▸ STATED PROBLEM
Copy every line of the records below character for character, leaving nothing out and changing nothing.

* Start GIVEN DATA *

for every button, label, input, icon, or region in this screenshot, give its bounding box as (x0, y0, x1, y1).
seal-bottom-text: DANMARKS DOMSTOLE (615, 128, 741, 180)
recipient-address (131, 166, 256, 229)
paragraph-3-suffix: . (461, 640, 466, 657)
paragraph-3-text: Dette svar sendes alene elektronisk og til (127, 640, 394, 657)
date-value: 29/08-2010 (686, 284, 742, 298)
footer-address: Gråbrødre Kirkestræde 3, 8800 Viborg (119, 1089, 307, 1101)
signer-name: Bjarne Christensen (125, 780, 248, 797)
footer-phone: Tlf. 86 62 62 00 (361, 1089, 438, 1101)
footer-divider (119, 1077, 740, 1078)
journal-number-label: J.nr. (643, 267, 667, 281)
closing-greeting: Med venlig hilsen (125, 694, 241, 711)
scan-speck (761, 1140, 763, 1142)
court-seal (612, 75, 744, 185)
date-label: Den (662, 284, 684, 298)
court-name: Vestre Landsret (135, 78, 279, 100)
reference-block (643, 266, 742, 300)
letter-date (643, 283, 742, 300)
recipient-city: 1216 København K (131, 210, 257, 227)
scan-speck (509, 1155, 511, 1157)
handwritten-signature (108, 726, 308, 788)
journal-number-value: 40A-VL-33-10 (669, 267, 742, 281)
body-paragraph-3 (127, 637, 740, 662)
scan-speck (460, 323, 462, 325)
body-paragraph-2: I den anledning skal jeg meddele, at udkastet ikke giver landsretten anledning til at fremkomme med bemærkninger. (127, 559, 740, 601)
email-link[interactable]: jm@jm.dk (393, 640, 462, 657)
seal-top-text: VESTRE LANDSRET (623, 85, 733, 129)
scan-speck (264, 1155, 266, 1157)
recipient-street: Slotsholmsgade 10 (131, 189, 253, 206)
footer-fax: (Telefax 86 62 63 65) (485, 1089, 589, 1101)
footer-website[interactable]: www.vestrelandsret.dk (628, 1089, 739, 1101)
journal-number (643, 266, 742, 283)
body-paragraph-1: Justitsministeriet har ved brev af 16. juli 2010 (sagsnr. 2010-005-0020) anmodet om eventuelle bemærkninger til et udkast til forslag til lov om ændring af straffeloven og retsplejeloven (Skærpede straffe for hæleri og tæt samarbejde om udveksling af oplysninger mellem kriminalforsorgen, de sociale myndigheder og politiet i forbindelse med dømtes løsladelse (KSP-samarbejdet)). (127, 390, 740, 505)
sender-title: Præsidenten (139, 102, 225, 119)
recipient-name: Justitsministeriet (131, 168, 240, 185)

* End GIVEN DATA *

▸ FULL RESPONSE
for every button, label, input, icon, or region in this screenshot, give its bounding box as (x0, y0, x1, y1).
seal-bottom-text: DANMARKS DOMSTOLE (615, 128, 741, 180)
recipient-address (131, 166, 256, 229)
paragraph-3-suffix: . (461, 640, 466, 657)
paragraph-3-text: Dette svar sendes alene elektronisk og til (127, 640, 394, 657)
date-value: 29/08-2010 (686, 284, 742, 298)
footer-address: Gråbrødre Kirkestræde 3, 8800 Viborg (119, 1089, 307, 1101)
signer-name: Bjarne Christensen (125, 780, 248, 797)
footer-phone: Tlf. 86 62 62 00 (361, 1089, 438, 1101)
footer-divider (119, 1077, 740, 1078)
journal-number-label: J.nr. (643, 267, 667, 281)
closing-greeting: Med venlig hilsen (125, 694, 241, 711)
scan-speck (761, 1140, 763, 1142)
court-seal (612, 75, 744, 185)
date-label: Den (662, 284, 684, 298)
court-name: Vestre Landsret (135, 78, 279, 100)
reference-block (643, 266, 742, 300)
letter-date (643, 283, 742, 300)
recipient-city: 1216 København K (131, 210, 257, 227)
scan-speck (509, 1155, 511, 1157)
handwritten-signature (108, 726, 308, 788)
journal-number-value: 40A-VL-33-10 (669, 267, 742, 281)
body-paragraph-3 (127, 637, 740, 662)
scan-speck (460, 323, 462, 325)
body-paragraph-2: I den anledning skal jeg meddele, at udkastet ikke giver landsretten anledning til at fremkomme med bemærkninger. (127, 559, 740, 601)
email-link[interactable]: jm@jm.dk (393, 640, 462, 657)
seal-top-text: VESTRE LANDSRET (623, 85, 733, 129)
scan-speck (264, 1155, 266, 1157)
recipient-street: Slotsholmsgade 10 (131, 189, 253, 206)
footer-fax: (Telefax 86 62 63 65) (485, 1089, 589, 1101)
footer-website[interactable]: www.vestrelandsret.dk (628, 1089, 739, 1101)
journal-number (643, 266, 742, 283)
body-paragraph-1: Justitsministeriet har ved brev af 16. juli 2010 (sagsnr. 2010-005-0020) anmodet om eventuelle bemærkninger til et udkast til forslag til lov om ændring af straffeloven og retsplejeloven (Skærpede straffe for hæleri og tæt samarbejde om udveksling af oplysninger mellem kriminalforsorgen, de sociale myndigheder og politiet i forbindelse med dømtes løsladelse (KSP-samarbejdet)). (127, 390, 740, 505)
sender-title: Præsidenten (139, 102, 225, 119)
recipient-name: Justitsministeriet (131, 168, 240, 185)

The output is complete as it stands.